DIRECTIONS
Write out each line from the data below that includes the word "this".

(Records about charts and figures)
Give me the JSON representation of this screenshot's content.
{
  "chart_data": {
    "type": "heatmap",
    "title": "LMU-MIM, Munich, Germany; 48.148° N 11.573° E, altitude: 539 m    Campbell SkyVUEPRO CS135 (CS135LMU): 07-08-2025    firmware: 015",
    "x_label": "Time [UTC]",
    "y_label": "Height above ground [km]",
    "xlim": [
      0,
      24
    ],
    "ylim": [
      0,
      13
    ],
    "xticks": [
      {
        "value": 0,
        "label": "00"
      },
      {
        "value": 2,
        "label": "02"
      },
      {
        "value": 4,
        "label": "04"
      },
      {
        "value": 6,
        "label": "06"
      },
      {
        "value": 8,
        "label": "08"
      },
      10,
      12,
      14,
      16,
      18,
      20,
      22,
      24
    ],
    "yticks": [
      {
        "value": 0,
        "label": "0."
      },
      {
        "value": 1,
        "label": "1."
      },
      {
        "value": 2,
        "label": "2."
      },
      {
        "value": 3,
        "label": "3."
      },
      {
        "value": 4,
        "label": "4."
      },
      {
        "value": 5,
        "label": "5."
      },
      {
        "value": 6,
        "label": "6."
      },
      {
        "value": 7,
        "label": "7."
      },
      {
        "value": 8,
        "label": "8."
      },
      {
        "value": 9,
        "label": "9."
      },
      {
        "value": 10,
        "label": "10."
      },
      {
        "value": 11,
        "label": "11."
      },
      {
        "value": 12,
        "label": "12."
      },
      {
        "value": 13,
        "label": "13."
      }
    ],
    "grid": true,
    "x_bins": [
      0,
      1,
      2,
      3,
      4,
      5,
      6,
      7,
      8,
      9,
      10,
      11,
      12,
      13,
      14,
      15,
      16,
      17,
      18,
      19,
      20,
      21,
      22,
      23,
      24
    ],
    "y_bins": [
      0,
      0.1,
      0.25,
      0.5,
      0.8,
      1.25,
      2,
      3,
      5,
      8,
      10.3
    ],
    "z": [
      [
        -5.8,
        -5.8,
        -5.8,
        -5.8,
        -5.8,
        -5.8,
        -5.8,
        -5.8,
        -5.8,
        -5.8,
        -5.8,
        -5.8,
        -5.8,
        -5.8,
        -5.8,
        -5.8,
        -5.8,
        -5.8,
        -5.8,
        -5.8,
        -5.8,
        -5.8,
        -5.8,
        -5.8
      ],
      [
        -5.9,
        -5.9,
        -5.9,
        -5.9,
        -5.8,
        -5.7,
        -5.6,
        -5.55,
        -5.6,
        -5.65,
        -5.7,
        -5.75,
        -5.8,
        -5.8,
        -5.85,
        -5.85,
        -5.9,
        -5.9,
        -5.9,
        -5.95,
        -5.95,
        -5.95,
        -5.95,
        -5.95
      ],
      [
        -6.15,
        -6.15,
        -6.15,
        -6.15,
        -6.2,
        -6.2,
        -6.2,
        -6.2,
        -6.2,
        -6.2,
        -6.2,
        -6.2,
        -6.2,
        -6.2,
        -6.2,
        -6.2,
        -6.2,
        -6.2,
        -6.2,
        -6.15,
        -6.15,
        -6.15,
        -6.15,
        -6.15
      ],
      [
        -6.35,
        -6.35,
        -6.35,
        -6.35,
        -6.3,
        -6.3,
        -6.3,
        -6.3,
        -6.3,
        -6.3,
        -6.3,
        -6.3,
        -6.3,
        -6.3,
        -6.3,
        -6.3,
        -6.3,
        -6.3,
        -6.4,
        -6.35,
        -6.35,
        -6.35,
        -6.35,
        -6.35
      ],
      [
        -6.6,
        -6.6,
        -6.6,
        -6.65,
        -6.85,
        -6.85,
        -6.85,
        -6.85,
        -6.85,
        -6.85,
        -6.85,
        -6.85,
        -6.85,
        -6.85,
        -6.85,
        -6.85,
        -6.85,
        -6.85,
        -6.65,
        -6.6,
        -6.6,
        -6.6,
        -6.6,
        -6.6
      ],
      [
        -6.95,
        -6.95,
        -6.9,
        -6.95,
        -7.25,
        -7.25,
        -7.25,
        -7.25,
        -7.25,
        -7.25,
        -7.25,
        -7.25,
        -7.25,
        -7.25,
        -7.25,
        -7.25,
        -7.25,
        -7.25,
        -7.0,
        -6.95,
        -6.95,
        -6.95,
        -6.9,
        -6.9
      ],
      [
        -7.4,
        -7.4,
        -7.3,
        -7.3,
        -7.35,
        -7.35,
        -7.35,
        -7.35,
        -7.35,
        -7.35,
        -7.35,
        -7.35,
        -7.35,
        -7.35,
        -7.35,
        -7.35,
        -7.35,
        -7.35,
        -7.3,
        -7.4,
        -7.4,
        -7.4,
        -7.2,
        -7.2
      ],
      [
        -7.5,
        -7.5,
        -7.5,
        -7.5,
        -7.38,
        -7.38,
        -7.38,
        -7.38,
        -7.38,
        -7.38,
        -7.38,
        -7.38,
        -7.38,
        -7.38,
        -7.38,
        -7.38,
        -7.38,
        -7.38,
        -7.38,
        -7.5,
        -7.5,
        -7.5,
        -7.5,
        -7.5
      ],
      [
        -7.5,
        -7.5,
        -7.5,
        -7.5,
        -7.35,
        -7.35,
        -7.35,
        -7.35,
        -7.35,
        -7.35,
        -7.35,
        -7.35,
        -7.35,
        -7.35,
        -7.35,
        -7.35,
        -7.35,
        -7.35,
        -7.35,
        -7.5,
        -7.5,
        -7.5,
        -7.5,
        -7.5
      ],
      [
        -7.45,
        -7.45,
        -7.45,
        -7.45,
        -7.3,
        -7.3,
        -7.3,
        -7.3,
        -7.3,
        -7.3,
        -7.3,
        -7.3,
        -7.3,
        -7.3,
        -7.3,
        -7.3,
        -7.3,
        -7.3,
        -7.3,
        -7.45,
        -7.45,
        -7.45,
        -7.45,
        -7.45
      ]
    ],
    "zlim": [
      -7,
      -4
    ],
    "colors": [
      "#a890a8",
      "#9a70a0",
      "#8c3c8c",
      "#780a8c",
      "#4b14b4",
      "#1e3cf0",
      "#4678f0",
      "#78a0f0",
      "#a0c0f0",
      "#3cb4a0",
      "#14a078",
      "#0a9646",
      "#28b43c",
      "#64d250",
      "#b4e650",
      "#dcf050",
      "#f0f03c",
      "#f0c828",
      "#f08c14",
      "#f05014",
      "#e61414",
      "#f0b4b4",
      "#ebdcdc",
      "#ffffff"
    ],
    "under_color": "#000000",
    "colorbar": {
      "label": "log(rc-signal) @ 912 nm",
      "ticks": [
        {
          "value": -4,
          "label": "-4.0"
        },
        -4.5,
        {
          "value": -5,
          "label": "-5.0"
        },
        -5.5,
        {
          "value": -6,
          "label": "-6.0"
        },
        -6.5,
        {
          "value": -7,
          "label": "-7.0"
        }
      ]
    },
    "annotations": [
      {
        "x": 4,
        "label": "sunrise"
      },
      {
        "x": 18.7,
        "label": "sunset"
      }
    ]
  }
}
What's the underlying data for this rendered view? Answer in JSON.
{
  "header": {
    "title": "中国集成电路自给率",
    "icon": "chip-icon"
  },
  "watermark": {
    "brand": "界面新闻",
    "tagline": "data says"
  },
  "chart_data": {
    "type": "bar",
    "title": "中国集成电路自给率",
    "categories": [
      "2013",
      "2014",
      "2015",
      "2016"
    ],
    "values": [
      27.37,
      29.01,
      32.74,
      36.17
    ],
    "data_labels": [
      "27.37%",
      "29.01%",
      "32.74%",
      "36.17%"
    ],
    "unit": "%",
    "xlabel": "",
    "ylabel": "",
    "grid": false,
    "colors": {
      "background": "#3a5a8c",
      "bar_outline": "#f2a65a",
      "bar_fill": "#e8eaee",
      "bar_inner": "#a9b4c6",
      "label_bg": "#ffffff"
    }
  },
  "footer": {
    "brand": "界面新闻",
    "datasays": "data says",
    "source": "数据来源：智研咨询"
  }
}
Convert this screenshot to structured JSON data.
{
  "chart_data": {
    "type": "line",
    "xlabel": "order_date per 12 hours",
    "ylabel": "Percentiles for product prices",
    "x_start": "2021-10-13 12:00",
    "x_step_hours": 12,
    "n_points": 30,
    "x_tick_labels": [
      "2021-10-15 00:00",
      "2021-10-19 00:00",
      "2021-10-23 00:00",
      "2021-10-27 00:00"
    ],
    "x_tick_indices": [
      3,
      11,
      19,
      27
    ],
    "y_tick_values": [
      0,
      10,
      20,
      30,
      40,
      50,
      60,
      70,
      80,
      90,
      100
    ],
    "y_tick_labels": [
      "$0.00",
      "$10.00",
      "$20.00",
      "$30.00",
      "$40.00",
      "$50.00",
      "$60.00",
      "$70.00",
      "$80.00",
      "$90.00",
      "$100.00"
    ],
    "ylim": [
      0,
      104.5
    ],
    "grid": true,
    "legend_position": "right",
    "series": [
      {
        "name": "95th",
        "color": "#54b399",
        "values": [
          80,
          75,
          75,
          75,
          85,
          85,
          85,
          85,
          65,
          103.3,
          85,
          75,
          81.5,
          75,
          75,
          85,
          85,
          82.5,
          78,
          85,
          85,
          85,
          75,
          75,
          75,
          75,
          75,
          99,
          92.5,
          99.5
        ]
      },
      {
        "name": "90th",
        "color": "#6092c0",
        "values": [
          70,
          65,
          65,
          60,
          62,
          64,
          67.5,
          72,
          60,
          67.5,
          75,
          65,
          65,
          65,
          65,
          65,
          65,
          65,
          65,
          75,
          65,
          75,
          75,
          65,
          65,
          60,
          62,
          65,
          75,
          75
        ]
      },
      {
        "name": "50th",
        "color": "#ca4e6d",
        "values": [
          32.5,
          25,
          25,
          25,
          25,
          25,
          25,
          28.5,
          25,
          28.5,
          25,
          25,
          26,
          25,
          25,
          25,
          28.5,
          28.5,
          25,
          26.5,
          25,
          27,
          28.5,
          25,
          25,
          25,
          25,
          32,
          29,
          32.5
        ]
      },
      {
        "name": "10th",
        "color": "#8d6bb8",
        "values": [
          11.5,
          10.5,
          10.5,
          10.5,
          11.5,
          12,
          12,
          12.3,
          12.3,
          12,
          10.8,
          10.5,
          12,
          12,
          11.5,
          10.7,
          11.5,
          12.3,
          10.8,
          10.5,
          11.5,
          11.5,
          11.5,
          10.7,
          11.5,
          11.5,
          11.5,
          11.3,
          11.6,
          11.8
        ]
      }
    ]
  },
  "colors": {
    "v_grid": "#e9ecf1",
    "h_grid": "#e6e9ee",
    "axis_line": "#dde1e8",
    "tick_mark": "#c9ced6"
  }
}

TASK OUTPUT
Give me the JSON representation of this screenshot's content.
What's the underlying data for this rendered view? Answer in JSON.
Convert this screenshot to structured JSON data.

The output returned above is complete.